Saved entries

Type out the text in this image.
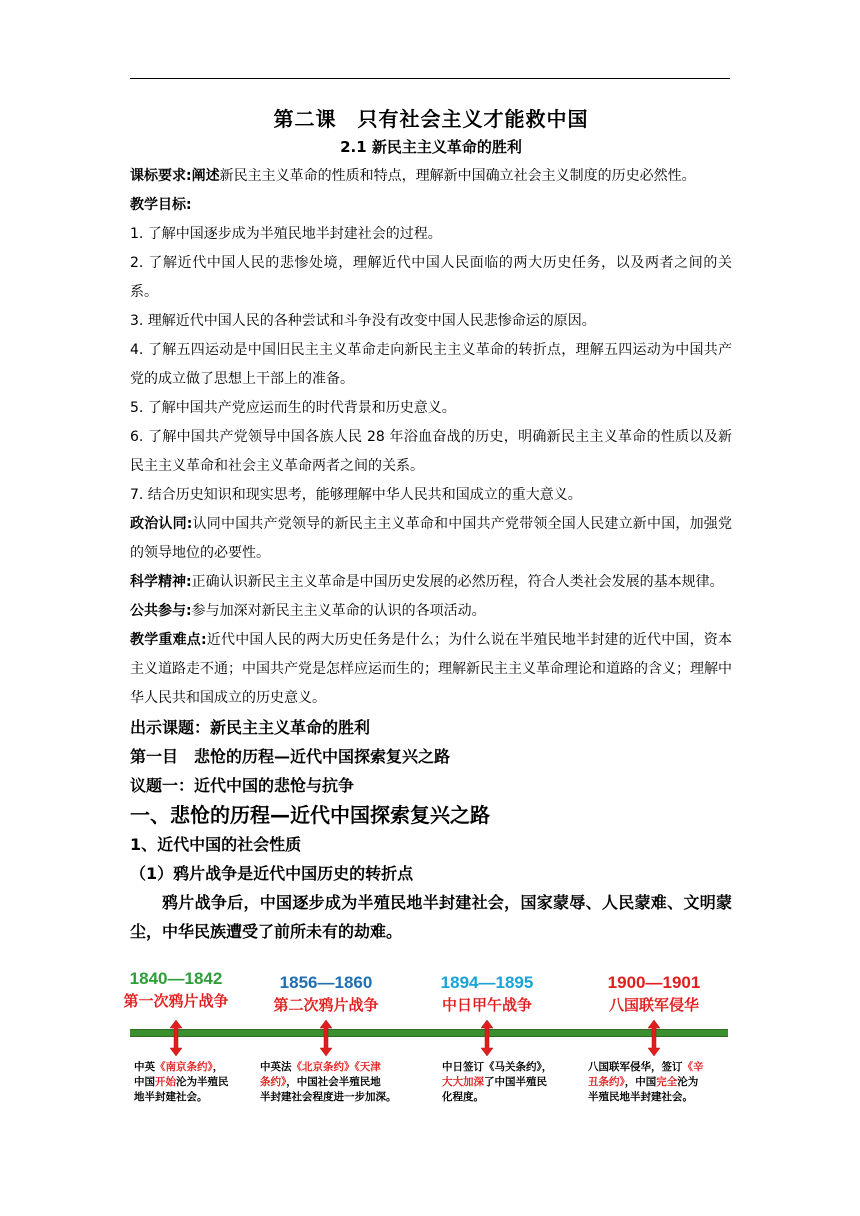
第二课　只有社会主义才能救中国
2.1 新民主主义革命的胜利

课标要求:阐述新民主主义革命的性质和特点，理解新中国确立社会主义制度的历史必然性。

教学目标:

1. 了解中国逐步成为半殖民地半封建社会的过程。

2. 了解近代中国人民的悲惨处境，理解近代中国人民面临的两大历史任务，以及两者之间的关系。

3. 理解近代中国人民的各种尝试和斗争没有改变中国人民悲惨命运的原因。

4. 了解五四运动是中国旧民主主义革命走向新民主主义革命的转折点，理解五四运动为中国共产党的成立做了思想上干部上的准备。

5. 了解中国共产党应运而生的时代背景和历史意义。

6. 了解中国共产党领导中国各族人民 28 年浴血奋战的历史，明确新民主主义革命的性质以及新民主主义革命和社会主义革命两者之间的关系。

7. 结合历史知识和现实思考，能够理解中华人民共和国成立的重大意义。

政治认同:认同中国共产党领导的新民主主义革命和中国共产党带领全国人民建立新中国，加强党的领导地位的必要性。

科学精神:正确认识新民主主义革命是中国历史发展的必然历程，符合人类社会发展的基本规律。

公共参与:参与加深对新民主主义革命的认识的各项活动。

教学重难点:近代中国人民的两大历史任务是什么；为什么说在半殖民地半封建的近代中国，资本主义道路走不通；中国共产党是怎样应运而生的；理解新民主主义革命理论和道路的含义；理解中华人民共和国成立的历史意义。

出示课题：新民主主义革命的胜利

第一目　悲怆的历程—近代中国探索复兴之路

议题一：近代中国的悲怆与抗争

一、悲怆的历程—近代中国探索复兴之路

1、近代中国的社会性质

（1）鸦片战争是近代中国历史的转折点

鸦片战争后，中国逐步成为半殖民地半封建社会，国家蒙辱、人民蒙难、文明蒙尘，中华民族遭受了前所未有的劫难。

1840—1842
第一次鸦片战争
中英《南京条约》，
中国开始沦为半殖民
地半封建社会。
1856—1860
第二次鸦片战争
中英法《北京条约》《天津
条约》，中国社会半殖民地
半封建社会程度进一步加深。
1894—1895
中日甲午战争
中日签订《马关条约》，
大大加深了中国半殖民
化程度。
1900—1901
八国联军侵华
八国联军侵华，签订《辛
丑条约》，中国完全沦为
半殖民地半封建社会。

▶ **Prompt**
Return the listing above word for word, with the pictures removed.

▶ **Exercise solution**
Type out the text in this image.
第二课　只有社会主义才能救中国
2.1 新民主主义革命的胜利

课标要求:阐述新民主主义革命的性质和特点，理解新中国确立社会主义制度的历史必然性。

教学目标:

1. 了解中国逐步成为半殖民地半封建社会的过程。

2. 了解近代中国人民的悲惨处境，理解近代中国人民面临的两大历史任务，以及两者之间的关系。

3. 理解近代中国人民的各种尝试和斗争没有改变中国人民悲惨命运的原因。

4. 了解五四运动是中国旧民主主义革命走向新民主主义革命的转折点，理解五四运动为中国共产党的成立做了思想上干部上的准备。

5. 了解中国共产党应运而生的时代背景和历史意义。

6. 了解中国共产党领导中国各族人民 28 年浴血奋战的历史，明确新民主主义革命的性质以及新民主主义革命和社会主义革命两者之间的关系。

7. 结合历史知识和现实思考，能够理解中华人民共和国成立的重大意义。

政治认同:认同中国共产党领导的新民主主义革命和中国共产党带领全国人民建立新中国，加强党的领导地位的必要性。

科学精神:正确认识新民主主义革命是中国历史发展的必然历程，符合人类社会发展的基本规律。

公共参与:参与加深对新民主主义革命的认识的各项活动。

教学重难点:近代中国人民的两大历史任务是什么；为什么说在半殖民地半封建的近代中国，资本主义道路走不通；中国共产党是怎样应运而生的；理解新民主主义革命理论和道路的含义；理解中华人民共和国成立的历史意义。

出示课题：新民主主义革命的胜利

第一目　悲怆的历程—近代中国探索复兴之路

议题一：近代中国的悲怆与抗争

一、悲怆的历程—近代中国探索复兴之路

1、近代中国的社会性质

（1）鸦片战争是近代中国历史的转折点

鸦片战争后，中国逐步成为半殖民地半封建社会，国家蒙辱、人民蒙难、文明蒙尘，中华民族遭受了前所未有的劫难。

1840—1842
第一次鸦片战争
中英《南京条约》，
中国开始沦为半殖民
地半封建社会。
1856—1860
第二次鸦片战争
中英法《北京条约》《天津
条约》，中国社会半殖民地
半封建社会程度进一步加深。
1894—1895
中日甲午战争
中日签订《马关条约》，
大大加深了中国半殖民
化程度。
1900—1901
八国联军侵华
八国联军侵华，签订《辛
丑条约》，中国完全沦为
半殖民地半封建社会。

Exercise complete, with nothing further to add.